In full and without alteration, repeat the material.

Start RECORDS TO PROCESS

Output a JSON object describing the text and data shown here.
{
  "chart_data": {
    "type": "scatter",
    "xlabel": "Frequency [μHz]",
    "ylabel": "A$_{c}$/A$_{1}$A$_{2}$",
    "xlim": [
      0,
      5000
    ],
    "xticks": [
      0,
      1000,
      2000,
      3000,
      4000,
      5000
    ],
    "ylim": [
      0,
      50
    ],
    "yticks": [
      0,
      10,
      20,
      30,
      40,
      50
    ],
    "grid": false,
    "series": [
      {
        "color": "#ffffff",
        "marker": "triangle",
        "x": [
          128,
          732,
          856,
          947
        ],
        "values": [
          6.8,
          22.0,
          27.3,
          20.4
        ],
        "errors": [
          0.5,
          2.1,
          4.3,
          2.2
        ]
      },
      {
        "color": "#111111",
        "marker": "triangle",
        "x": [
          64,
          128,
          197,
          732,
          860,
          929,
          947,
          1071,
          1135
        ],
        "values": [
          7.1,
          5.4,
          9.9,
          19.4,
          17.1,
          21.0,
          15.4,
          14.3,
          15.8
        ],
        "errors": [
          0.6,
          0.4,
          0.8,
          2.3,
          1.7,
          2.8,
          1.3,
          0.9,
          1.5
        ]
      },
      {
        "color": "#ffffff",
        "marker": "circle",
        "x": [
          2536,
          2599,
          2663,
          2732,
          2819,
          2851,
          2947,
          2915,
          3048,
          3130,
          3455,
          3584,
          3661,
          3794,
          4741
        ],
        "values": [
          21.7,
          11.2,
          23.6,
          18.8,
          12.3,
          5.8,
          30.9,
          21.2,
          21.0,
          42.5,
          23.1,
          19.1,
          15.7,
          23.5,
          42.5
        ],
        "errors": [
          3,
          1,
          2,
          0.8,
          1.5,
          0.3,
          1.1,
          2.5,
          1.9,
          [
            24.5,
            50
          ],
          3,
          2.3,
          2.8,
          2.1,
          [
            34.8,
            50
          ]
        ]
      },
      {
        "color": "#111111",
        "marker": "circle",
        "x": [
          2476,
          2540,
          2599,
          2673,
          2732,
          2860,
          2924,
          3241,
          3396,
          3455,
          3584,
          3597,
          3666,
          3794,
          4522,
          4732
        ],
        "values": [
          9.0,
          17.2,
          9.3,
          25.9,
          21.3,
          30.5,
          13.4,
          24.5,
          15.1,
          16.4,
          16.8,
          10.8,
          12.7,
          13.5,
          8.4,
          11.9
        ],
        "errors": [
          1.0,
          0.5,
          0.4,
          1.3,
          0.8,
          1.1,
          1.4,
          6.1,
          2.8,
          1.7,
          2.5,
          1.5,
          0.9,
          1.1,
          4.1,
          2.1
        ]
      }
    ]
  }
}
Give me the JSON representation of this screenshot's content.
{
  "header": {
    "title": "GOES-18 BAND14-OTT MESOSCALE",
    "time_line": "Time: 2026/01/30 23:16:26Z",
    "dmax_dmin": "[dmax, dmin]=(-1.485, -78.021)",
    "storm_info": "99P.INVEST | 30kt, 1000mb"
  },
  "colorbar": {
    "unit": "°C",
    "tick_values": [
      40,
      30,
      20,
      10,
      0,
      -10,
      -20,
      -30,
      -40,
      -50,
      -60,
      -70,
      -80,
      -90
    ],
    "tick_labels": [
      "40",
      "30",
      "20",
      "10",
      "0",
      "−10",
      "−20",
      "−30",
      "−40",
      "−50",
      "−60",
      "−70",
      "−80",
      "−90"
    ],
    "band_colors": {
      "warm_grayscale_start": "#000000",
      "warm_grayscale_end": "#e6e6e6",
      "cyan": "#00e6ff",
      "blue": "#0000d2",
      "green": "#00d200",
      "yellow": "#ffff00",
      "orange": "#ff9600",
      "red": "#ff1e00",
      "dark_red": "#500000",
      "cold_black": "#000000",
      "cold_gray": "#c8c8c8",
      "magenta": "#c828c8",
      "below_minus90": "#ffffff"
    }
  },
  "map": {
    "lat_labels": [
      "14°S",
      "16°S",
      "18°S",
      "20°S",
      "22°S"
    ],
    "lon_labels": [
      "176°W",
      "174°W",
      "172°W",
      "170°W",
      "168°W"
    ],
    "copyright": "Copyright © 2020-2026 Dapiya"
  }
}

End RECORDS TO PROCESS

◆ OUTPUT OF THE EXERCISE ◆
Output a JSON object describing the text and data shown here.
{
  "chart_data": {
    "type": "scatter",
    "xlabel": "Frequency [μHz]",
    "ylabel": "A$_{c}$/A$_{1}$A$_{2}$",
    "xlim": [
      0,
      5000
    ],
    "xticks": [
      0,
      1000,
      2000,
      3000,
      4000,
      5000
    ],
    "ylim": [
      0,
      50
    ],
    "yticks": [
      0,
      10,
      20,
      30,
      40,
      50
    ],
    "grid": false,
    "series": [
      {
        "color": "#ffffff",
        "marker": "triangle",
        "x": [
          128,
          732,
          856,
          947
        ],
        "values": [
          6.8,
          22.0,
          27.3,
          20.4
        ],
        "errors": [
          0.5,
          2.1,
          4.3,
          2.2
        ]
      },
      {
        "color": "#111111",
        "marker": "triangle",
        "x": [
          64,
          128,
          197,
          732,
          860,
          929,
          947,
          1071,
          1135
        ],
        "values": [
          7.1,
          5.4,
          9.9,
          19.4,
          17.1,
          21.0,
          15.4,
          14.3,
          15.8
        ],
        "errors": [
          0.6,
          0.4,
          0.8,
          2.3,
          1.7,
          2.8,
          1.3,
          0.9,
          1.5
        ]
      },
      {
        "color": "#ffffff",
        "marker": "circle",
        "x": [
          2536,
          2599,
          2663,
          2732,
          2819,
          2851,
          2947,
          2915,
          3048,
          3130,
          3455,
          3584,
          3661,
          3794,
          4741
        ],
        "values": [
          21.7,
          11.2,
          23.6,
          18.8,
          12.3,
          5.8,
          30.9,
          21.2,
          21.0,
          42.5,
          23.1,
          19.1,
          15.7,
          23.5,
          42.5
        ],
        "errors": [
          3,
          1,
          2,
          0.8,
          1.5,
          0.3,
          1.1,
          2.5,
          1.9,
          [
            24.5,
            50
          ],
          3,
          2.3,
          2.8,
          2.1,
          [
            34.8,
            50
          ]
        ]
      },
      {
        "color": "#111111",
        "marker": "circle",
        "x": [
          2476,
          2540,
          2599,
          2673,
          2732,
          2860,
          2924,
          3241,
          3396,
          3455,
          3584,
          3597,
          3666,
          3794,
          4522,
          4732
        ],
        "values": [
          9.0,
          17.2,
          9.3,
          25.9,
          21.3,
          30.5,
          13.4,
          24.5,
          15.1,
          16.4,
          16.8,
          10.8,
          12.7,
          13.5,
          8.4,
          11.9
        ],
        "errors": [
          1.0,
          0.5,
          0.4,
          1.3,
          0.8,
          1.1,
          1.4,
          6.1,
          2.8,
          1.7,
          2.5,
          1.5,
          0.9,
          1.1,
          4.1,
          2.1
        ]
      }
    ]
  }
}
Give me the JSON representation of this screenshot's content.
{
  "header": {
    "title": "GOES-18 BAND14-OTT MESOSCALE",
    "time_line": "Time: 2026/01/30 23:16:26Z",
    "dmax_dmin": "[dmax, dmin]=(-1.485, -78.021)",
    "storm_info": "99P.INVEST | 30kt, 1000mb"
  },
  "colorbar": {
    "unit": "°C",
    "tick_values": [
      40,
      30,
      20,
      10,
      0,
      -10,
      -20,
      -30,
      -40,
      -50,
      -60,
      -70,
      -80,
      -90
    ],
    "tick_labels": [
      "40",
      "30",
      "20",
      "10",
      "0",
      "−10",
      "−20",
      "−30",
      "−40",
      "−50",
      "−60",
      "−70",
      "−80",
      "−90"
    ],
    "band_colors": {
      "warm_grayscale_start": "#000000",
      "warm_grayscale_end": "#e6e6e6",
      "cyan": "#00e6ff",
      "blue": "#0000d2",
      "green": "#00d200",
      "yellow": "#ffff00",
      "orange": "#ff9600",
      "red": "#ff1e00",
      "dark_red": "#500000",
      "cold_black": "#000000",
      "cold_gray": "#c8c8c8",
      "magenta": "#c828c8",
      "below_minus90": "#ffffff"
    }
  },
  "map": {
    "lat_labels": [
      "14°S",
      "16°S",
      "18°S",
      "20°S",
      "22°S"
    ],
    "lon_labels": [
      "176°W",
      "174°W",
      "172°W",
      "170°W",
      "168°W"
    ],
    "copyright": "Copyright © 2020-2026 Dapiya"
  }
}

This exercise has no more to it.